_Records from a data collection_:
# # # # # # #

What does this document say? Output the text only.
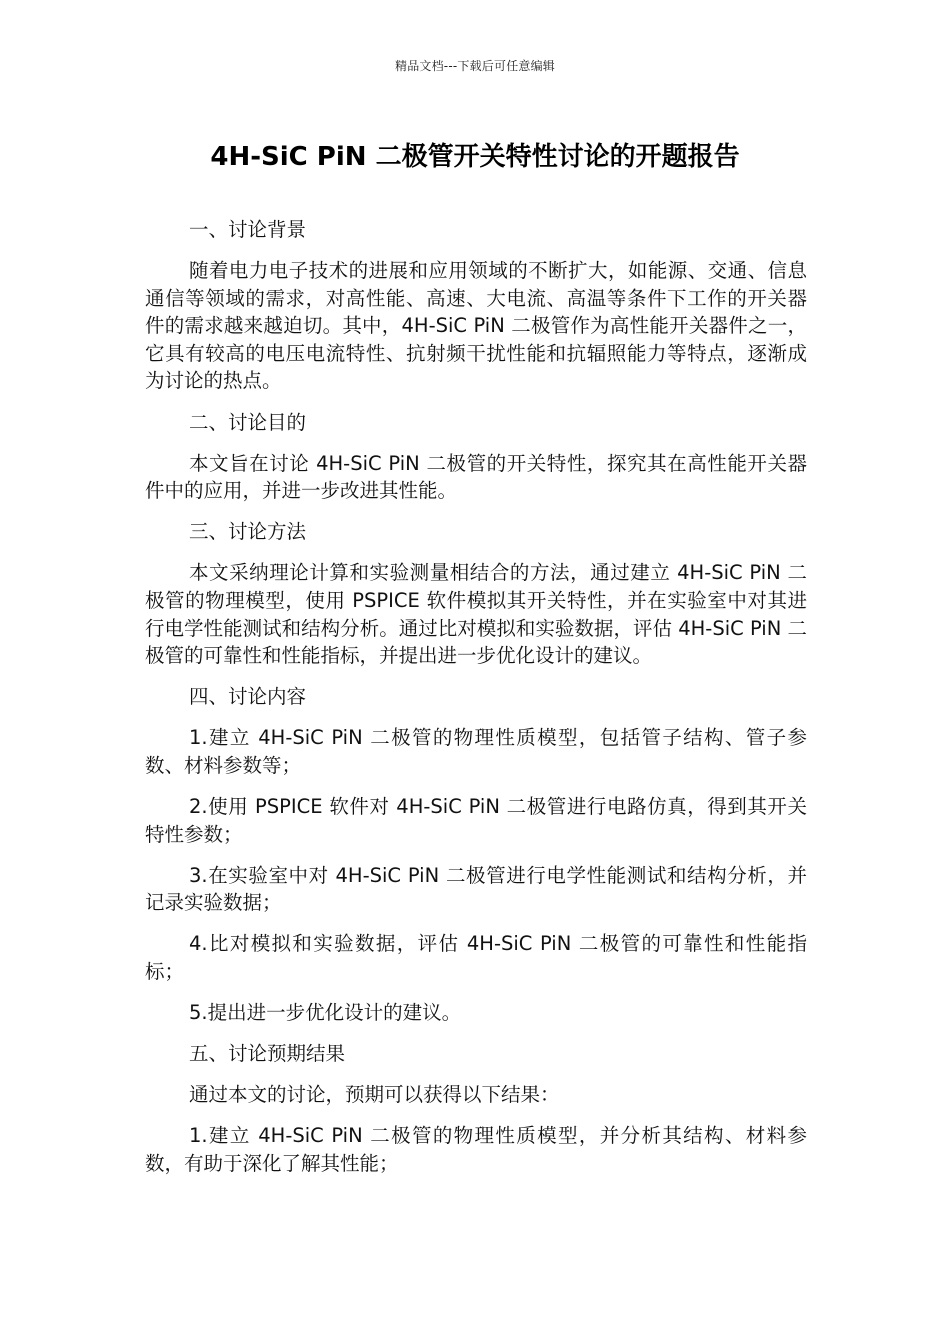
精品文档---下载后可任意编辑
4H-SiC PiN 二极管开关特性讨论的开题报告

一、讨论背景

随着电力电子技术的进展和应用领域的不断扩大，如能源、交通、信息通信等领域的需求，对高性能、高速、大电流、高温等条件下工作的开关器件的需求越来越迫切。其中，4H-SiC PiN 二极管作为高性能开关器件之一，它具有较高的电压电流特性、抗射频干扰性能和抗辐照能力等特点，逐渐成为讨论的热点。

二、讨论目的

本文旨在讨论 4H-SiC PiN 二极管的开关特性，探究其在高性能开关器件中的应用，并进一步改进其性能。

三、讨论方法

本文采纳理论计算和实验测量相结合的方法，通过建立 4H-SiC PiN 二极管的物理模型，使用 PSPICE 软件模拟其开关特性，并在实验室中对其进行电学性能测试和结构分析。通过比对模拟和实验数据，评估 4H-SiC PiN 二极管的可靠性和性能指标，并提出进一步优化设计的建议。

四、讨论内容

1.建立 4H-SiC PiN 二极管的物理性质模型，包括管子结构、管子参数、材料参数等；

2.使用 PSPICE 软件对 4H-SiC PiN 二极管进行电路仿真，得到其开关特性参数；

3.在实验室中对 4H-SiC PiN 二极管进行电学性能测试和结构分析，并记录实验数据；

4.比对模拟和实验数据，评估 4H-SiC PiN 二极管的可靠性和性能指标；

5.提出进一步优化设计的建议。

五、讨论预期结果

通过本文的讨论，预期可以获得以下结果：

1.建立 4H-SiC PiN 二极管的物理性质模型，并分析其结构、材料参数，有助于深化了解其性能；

# # # # # # #

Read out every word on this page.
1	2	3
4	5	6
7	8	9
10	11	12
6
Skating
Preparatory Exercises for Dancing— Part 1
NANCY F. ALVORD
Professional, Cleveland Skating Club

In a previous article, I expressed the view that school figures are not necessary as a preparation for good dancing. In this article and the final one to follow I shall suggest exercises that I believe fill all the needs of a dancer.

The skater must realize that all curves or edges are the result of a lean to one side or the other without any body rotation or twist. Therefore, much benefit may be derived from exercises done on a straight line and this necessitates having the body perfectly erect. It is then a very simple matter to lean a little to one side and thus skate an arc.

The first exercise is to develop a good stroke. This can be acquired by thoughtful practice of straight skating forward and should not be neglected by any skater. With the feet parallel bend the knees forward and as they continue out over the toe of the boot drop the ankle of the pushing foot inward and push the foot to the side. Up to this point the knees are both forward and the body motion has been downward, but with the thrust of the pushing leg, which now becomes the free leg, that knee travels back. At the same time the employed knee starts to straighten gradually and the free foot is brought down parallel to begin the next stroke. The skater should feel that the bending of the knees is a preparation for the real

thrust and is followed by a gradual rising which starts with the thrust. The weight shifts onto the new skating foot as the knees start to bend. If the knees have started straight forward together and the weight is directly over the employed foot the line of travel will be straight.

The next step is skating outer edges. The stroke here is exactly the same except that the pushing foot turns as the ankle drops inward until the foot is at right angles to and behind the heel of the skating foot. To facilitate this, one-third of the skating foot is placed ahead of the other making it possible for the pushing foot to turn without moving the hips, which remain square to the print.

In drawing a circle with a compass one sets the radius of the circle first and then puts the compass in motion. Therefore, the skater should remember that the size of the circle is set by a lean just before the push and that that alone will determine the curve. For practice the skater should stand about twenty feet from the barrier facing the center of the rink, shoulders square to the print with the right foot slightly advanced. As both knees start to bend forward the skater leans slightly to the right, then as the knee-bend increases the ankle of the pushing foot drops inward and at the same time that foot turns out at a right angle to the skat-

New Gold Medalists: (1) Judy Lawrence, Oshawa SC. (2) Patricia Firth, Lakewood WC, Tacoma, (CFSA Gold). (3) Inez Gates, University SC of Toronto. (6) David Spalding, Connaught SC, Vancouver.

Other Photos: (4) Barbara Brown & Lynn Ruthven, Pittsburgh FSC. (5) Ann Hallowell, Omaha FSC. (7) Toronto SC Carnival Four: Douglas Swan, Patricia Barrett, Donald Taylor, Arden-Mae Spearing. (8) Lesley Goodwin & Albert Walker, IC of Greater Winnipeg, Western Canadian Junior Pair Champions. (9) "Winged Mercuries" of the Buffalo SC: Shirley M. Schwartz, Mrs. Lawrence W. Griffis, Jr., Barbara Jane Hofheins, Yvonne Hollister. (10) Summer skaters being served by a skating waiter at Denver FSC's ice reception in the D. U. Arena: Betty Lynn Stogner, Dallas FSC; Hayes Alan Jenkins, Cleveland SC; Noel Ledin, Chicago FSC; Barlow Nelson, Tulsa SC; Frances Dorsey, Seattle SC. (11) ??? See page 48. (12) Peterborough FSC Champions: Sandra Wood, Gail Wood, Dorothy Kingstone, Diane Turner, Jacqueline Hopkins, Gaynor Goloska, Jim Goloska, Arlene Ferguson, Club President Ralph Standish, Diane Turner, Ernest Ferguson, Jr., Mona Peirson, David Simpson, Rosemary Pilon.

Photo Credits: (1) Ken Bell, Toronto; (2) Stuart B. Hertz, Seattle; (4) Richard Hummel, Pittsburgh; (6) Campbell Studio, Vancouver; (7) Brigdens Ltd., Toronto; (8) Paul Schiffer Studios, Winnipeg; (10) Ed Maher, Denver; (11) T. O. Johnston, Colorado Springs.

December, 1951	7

# # # # # # #

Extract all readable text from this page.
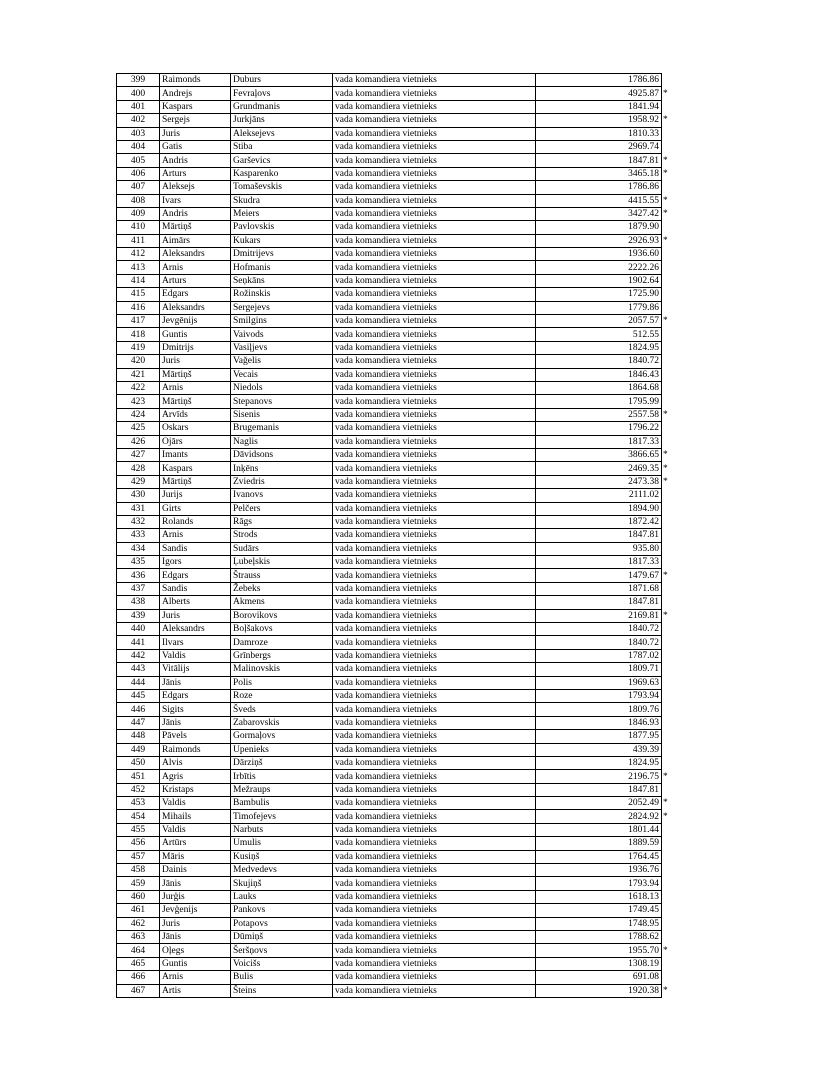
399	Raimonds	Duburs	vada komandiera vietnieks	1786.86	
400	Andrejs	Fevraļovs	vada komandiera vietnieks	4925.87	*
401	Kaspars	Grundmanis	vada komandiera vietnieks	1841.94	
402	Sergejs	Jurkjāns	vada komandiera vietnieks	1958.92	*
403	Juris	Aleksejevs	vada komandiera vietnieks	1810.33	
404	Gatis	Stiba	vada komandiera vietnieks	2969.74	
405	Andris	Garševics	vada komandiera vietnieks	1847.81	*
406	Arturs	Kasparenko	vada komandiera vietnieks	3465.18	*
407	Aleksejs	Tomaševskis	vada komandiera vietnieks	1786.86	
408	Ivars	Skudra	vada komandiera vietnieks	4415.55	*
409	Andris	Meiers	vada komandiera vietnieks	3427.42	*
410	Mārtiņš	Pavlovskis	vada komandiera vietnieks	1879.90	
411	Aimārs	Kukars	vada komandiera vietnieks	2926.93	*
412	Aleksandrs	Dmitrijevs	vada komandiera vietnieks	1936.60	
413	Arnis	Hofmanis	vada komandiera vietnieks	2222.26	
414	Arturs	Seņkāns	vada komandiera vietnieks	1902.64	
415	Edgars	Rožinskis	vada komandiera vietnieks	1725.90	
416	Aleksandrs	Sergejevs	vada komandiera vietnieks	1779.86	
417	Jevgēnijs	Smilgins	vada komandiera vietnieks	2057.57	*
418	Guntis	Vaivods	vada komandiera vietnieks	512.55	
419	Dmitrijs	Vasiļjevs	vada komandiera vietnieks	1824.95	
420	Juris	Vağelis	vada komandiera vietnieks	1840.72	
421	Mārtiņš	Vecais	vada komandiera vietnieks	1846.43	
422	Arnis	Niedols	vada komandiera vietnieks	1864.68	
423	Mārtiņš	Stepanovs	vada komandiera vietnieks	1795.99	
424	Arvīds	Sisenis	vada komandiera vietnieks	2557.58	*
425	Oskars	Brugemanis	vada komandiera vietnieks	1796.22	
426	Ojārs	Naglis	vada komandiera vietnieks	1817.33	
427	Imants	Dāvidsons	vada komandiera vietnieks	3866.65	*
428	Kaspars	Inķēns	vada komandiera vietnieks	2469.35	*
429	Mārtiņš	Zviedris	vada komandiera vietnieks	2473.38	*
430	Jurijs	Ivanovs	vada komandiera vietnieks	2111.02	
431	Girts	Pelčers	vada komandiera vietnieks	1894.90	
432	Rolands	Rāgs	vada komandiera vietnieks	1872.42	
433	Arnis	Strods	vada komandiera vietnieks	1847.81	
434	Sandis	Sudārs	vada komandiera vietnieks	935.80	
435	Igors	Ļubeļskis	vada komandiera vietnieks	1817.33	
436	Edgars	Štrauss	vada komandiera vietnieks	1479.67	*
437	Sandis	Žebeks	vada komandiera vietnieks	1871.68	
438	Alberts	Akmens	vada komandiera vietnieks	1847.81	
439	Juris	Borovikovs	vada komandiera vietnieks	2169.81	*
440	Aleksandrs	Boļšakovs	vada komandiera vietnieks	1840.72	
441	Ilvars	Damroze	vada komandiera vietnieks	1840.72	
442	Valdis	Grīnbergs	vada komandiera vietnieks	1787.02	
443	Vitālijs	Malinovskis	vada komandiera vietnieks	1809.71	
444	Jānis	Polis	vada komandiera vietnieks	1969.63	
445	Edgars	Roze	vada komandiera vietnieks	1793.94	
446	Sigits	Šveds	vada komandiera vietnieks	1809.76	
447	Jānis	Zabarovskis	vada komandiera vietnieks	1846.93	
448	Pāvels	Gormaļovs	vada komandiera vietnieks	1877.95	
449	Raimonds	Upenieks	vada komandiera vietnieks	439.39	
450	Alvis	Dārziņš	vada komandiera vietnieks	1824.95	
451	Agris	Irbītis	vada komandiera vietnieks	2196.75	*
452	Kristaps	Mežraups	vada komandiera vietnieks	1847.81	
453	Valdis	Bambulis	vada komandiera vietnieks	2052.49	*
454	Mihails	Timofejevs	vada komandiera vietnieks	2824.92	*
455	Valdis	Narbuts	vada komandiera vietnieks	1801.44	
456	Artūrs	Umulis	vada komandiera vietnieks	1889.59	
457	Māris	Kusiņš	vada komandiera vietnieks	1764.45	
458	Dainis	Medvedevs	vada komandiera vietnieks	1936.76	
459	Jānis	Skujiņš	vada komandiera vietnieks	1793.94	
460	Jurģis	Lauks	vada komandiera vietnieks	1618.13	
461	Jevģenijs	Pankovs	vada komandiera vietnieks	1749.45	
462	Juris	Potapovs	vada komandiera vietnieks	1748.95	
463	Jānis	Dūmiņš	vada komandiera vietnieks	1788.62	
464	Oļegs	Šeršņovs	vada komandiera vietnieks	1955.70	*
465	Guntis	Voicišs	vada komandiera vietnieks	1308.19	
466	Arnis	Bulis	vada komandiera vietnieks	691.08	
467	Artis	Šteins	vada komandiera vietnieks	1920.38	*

# # # # # # #

_What is being asked_:
Find each line holding the word "Kaspars" and copy it.

_The reply_:
401	Kaspars	Grundmanis	vada komandiera vietnieks	1841.94	
428	Kaspars	Inķēns	vada komandiera vietnieks	2469.35	*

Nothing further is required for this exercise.